RECORD EXTRACTS

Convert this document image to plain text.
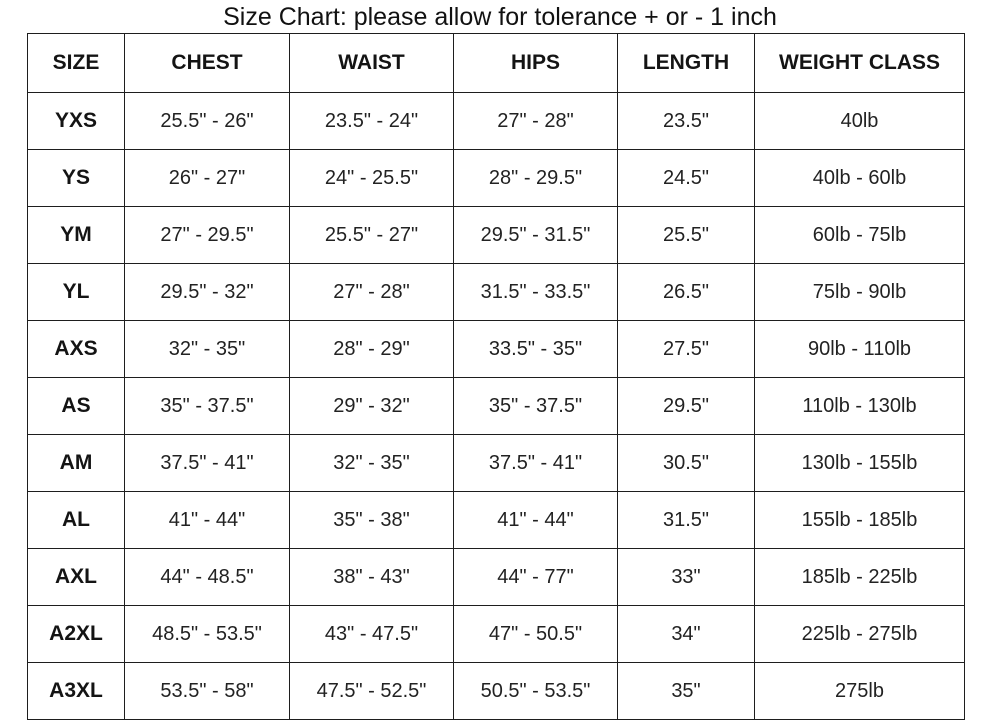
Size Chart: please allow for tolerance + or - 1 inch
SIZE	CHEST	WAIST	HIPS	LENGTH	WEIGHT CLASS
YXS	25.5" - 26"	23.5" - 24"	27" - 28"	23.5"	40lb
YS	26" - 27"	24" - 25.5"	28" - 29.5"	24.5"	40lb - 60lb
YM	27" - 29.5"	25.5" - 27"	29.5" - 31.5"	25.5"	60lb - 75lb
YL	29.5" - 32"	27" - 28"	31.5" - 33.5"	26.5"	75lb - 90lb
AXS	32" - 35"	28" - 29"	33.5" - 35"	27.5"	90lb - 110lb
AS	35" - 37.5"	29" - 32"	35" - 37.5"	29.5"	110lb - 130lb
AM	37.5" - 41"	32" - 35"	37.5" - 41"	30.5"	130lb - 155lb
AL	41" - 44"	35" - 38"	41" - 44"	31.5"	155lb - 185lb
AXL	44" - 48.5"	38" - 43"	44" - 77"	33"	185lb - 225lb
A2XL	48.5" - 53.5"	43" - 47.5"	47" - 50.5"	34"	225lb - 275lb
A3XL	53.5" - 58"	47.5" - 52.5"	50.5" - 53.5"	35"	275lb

--

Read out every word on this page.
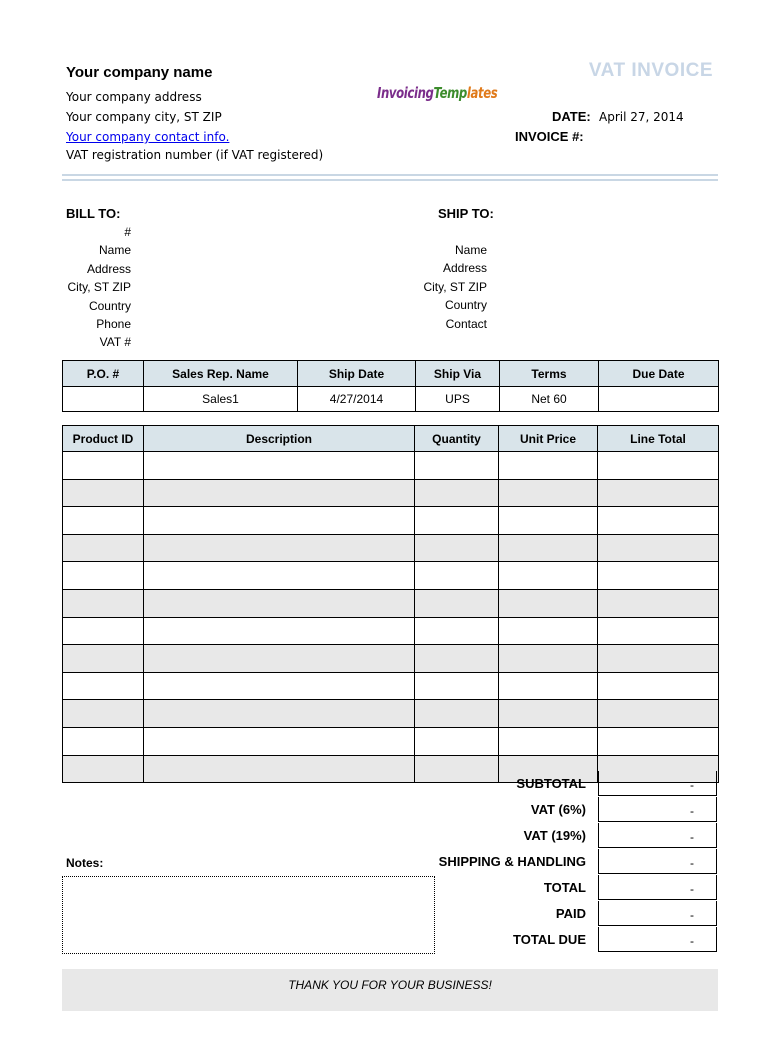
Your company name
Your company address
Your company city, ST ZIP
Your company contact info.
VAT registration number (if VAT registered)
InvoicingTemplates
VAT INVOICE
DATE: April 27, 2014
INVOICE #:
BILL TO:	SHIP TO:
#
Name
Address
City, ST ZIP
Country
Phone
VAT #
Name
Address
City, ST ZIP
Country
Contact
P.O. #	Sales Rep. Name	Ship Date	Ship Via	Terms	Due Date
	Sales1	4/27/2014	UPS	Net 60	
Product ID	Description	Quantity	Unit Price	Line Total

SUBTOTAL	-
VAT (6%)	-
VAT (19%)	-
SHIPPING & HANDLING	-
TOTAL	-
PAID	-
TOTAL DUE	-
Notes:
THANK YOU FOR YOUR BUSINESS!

AIM OF THE TASK
Count how many lines of the listing above include "company" and report that number alone.

RESPONSE
4